● **Extrait choisi**:
• • • •

Quant à abaisser les exigences pour entrer dans la police, cela me semble une mauvaise chose. Il ne convient pas d'abaisser les exigences, mais de les maintenir. Pour critiquer l'école genevoise, je pense qu'il est vrai qu'il y a eu des cas où, manifestement, les Confédérés étaient mieux préparés pour les examens de police. Or il y a toujours des possibilités ! M. Catelain a dit qu'il n'en existait pas, or il y des possibilités de repasser les examens, pour ceux qui ne les ont pas réussis. Il est possible de se présenter à d'autres examens !
Nous vivons à l'époque de Schengen ! Nous vivons avec Schengen, qui sonne à notre porte ! C'est le moment de dire oui, d'oser dire que nous voulons une ouverture envers les personnes de notre canton qui sont intéressées à entrer dans la police mais qui ne sont pas citoyens suisses. Avec 38% d'étrangers à Genève, il y a du potentiel, quand bien même il soit minime. Il y a des potentialités de pouvoir engager des étrangers qui sont chez nous et je ne pense pas que la sécurité de notre canton sera mise en cause. Dans le recrutement, il convient d'être attentif, d'approfondir plus précisément la sélection des personnes qui seront candidates et, comme pour un Suisse, de faire en sorte d'accepter ces gens, car ils seront certainement de bons policiers qui sauront servir notre république.

• • • •

● **Données disponibles**:
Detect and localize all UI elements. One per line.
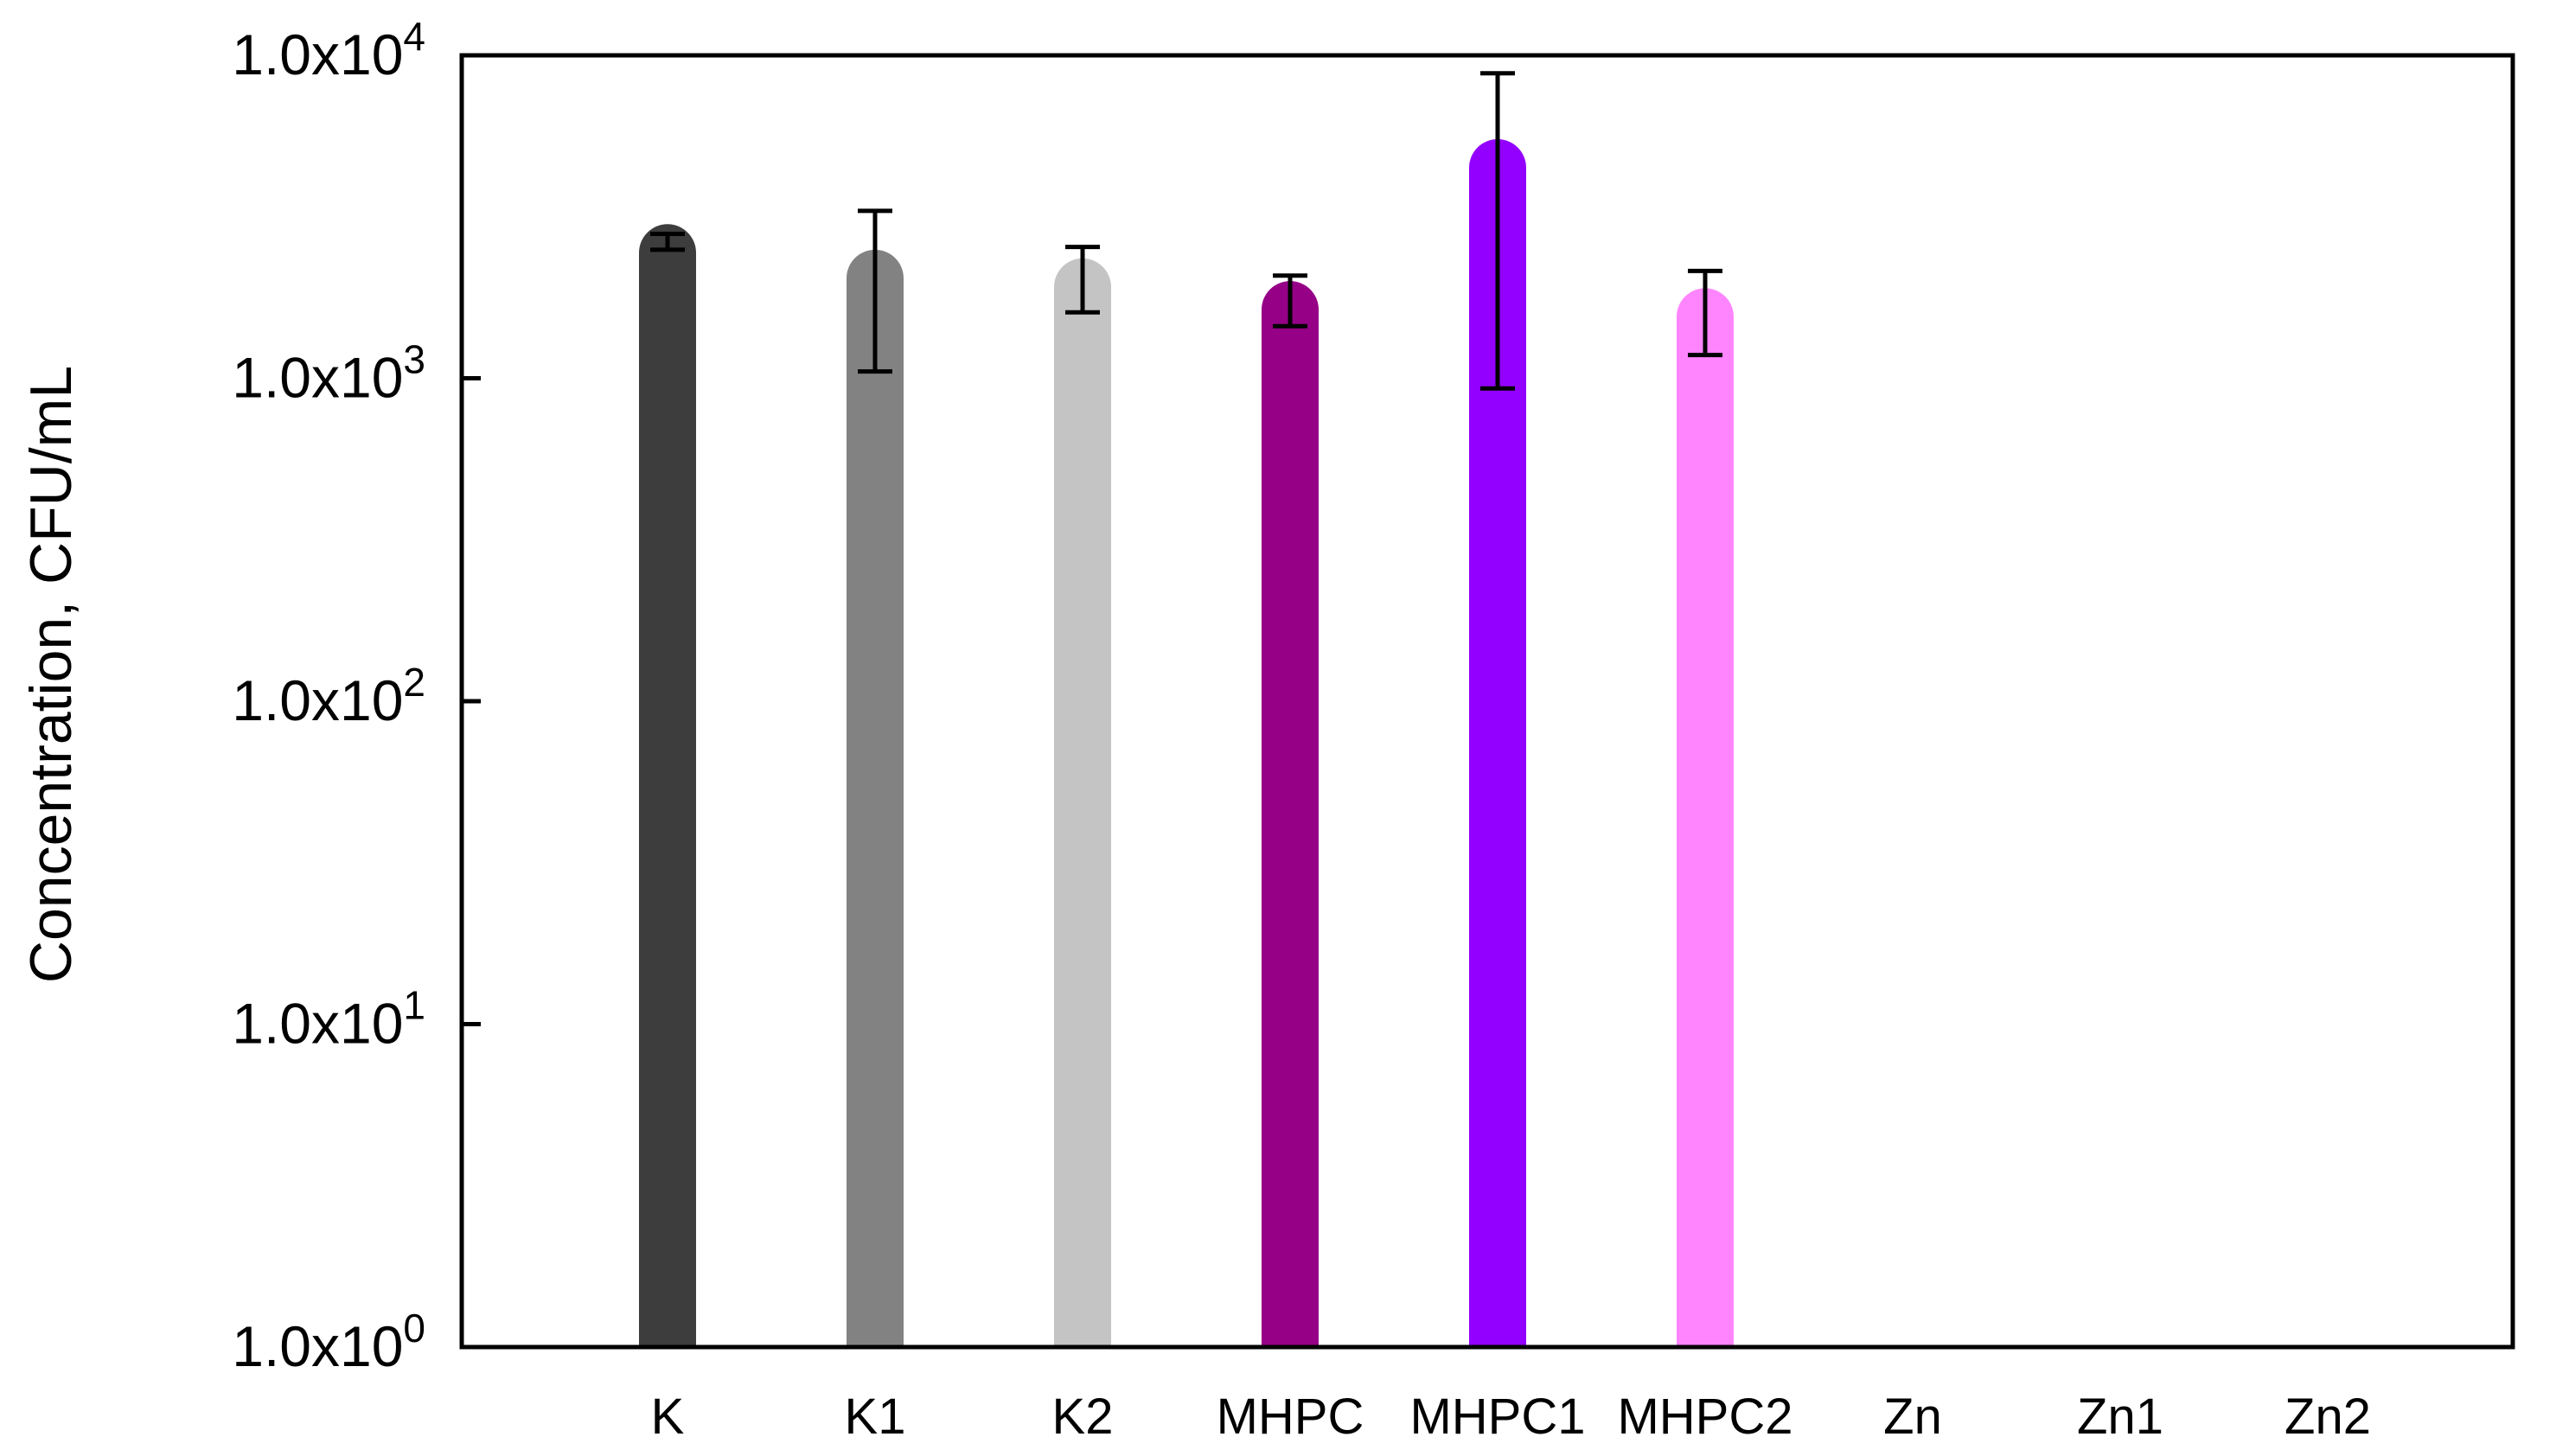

• • • •

● **Liste des consignes**:
• A. Recopiez toutes les phrases qui se terminent par un point d'exclamation dans l'extrait sur le recrutement de la police à Genève.
• B. D'après l'extrait sur le recrutement de la police à Genève, quelle est la part d'étrangers à Genève ?

● **Réponses attendues**:
• A.
Or il y a toujours des possibilités !
Il est possible de se présenter à d'autres examens !
Nous vivons à l'époque de Schengen !
Nous vivons avec Schengen, qui sonne à notre porte !

• B. 38 %